**WHAT NEEDS TO BE DONE**: Show every line that has the string "门泊东吴万里船" in it.

Data items
☆ ☆ ☆ ☆ ☆ ☆ ☆

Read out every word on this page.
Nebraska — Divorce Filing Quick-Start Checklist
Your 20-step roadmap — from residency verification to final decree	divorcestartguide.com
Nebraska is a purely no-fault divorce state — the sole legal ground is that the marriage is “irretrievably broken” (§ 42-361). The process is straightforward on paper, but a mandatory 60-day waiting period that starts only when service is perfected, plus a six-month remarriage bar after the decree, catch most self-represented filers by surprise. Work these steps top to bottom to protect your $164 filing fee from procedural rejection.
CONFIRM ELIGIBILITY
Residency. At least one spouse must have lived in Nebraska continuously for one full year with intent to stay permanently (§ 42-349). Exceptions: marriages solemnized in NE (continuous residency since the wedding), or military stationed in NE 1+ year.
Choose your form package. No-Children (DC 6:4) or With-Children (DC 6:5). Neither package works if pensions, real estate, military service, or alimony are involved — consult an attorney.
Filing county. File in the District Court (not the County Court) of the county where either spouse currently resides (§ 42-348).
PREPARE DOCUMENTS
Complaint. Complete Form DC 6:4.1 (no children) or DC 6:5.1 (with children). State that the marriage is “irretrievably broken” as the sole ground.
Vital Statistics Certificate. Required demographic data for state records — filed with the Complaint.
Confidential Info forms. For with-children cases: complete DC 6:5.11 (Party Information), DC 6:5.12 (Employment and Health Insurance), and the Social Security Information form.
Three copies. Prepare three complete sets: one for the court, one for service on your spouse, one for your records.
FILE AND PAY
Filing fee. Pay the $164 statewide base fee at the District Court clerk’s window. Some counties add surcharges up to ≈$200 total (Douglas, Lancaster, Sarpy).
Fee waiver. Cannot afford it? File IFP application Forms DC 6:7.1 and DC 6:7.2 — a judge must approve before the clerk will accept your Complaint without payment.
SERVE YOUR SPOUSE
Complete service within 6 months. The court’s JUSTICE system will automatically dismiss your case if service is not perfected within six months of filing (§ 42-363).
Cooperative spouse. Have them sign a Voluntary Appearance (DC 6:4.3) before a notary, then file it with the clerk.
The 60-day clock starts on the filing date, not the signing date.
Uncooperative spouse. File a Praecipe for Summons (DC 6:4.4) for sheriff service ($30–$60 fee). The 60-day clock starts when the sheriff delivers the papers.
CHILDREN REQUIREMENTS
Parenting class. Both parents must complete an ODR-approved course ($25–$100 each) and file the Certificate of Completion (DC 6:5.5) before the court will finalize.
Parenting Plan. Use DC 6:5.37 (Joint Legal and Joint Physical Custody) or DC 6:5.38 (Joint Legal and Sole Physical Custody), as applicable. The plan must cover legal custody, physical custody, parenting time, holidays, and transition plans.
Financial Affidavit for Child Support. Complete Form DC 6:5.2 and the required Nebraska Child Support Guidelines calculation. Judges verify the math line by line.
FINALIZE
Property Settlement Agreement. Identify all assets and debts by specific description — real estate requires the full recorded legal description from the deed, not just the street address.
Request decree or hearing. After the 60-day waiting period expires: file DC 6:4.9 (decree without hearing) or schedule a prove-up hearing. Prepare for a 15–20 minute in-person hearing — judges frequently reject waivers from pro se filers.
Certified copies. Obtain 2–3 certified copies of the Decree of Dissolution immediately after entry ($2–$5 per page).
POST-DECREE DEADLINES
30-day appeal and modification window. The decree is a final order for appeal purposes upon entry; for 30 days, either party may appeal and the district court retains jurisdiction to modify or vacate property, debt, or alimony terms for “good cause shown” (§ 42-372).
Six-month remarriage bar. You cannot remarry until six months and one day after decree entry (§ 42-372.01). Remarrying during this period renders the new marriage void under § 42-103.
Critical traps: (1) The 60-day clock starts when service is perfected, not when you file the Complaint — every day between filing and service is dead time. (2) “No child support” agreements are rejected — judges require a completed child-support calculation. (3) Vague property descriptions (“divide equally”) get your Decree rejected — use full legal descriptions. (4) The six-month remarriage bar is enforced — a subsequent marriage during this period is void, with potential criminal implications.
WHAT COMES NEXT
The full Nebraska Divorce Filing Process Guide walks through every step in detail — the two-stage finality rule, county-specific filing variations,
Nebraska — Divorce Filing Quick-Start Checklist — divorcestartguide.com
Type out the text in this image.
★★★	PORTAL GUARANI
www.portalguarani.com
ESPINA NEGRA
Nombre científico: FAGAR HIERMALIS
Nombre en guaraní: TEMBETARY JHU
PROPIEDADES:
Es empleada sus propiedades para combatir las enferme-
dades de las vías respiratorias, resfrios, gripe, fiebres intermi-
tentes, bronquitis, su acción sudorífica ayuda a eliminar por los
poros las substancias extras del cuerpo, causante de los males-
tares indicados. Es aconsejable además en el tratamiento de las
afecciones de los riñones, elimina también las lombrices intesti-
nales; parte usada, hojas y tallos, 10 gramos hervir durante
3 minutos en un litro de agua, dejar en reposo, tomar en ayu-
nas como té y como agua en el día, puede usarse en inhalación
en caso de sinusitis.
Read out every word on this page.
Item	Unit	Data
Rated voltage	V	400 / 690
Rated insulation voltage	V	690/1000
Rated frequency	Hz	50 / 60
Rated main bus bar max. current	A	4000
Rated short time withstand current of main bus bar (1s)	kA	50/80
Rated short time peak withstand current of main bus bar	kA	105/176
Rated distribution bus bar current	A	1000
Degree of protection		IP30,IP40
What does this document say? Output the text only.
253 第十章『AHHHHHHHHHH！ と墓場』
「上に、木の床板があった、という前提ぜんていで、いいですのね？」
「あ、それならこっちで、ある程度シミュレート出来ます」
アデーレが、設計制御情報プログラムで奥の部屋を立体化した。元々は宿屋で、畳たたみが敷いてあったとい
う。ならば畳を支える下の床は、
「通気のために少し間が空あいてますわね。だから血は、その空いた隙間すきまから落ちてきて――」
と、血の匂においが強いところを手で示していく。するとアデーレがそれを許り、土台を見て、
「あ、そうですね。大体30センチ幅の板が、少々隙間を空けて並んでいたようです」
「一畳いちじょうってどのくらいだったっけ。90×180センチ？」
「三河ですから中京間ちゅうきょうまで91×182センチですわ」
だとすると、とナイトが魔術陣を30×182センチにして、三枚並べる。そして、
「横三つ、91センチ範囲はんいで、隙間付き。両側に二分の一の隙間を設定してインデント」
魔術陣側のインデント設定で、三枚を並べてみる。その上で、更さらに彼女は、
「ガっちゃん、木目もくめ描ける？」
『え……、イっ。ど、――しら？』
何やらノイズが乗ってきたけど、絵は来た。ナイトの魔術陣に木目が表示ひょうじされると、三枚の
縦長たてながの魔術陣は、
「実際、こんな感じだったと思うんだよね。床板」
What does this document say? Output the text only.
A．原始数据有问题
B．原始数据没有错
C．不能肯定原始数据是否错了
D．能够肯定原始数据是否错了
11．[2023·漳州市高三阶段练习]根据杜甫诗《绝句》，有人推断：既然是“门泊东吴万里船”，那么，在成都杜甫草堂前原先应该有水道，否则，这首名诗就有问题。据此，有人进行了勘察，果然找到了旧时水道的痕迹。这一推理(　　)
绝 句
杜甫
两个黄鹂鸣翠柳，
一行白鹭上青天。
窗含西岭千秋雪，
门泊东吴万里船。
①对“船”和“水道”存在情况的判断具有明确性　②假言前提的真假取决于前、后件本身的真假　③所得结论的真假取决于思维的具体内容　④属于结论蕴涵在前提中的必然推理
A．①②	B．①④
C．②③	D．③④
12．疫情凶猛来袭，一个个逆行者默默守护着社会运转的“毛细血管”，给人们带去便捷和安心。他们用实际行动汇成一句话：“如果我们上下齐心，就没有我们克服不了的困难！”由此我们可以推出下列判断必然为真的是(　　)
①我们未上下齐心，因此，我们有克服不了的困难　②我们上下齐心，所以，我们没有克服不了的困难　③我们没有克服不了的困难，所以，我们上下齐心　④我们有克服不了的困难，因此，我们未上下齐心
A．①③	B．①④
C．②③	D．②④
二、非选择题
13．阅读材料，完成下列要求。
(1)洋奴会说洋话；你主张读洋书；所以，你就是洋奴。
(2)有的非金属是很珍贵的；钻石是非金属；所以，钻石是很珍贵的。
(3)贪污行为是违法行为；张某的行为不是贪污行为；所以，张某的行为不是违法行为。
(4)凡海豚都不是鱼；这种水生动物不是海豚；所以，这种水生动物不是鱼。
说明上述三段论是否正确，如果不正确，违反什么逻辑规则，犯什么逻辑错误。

☆ ☆ ☆ ☆ ☆ ☆ ☆

**WRITTEN ANSWER**:
11．[2023·漳州市高三阶段练习]根据杜甫诗《绝句》，有人推断：既然是“门泊东吴万里船”，那么，在成都杜甫草堂前原先应该有水道，否则，这首名诗就有问题。据此，有人进行了勘察，果然找到了旧时水道的痕迹。这一推理(　　)
门泊东吴万里船。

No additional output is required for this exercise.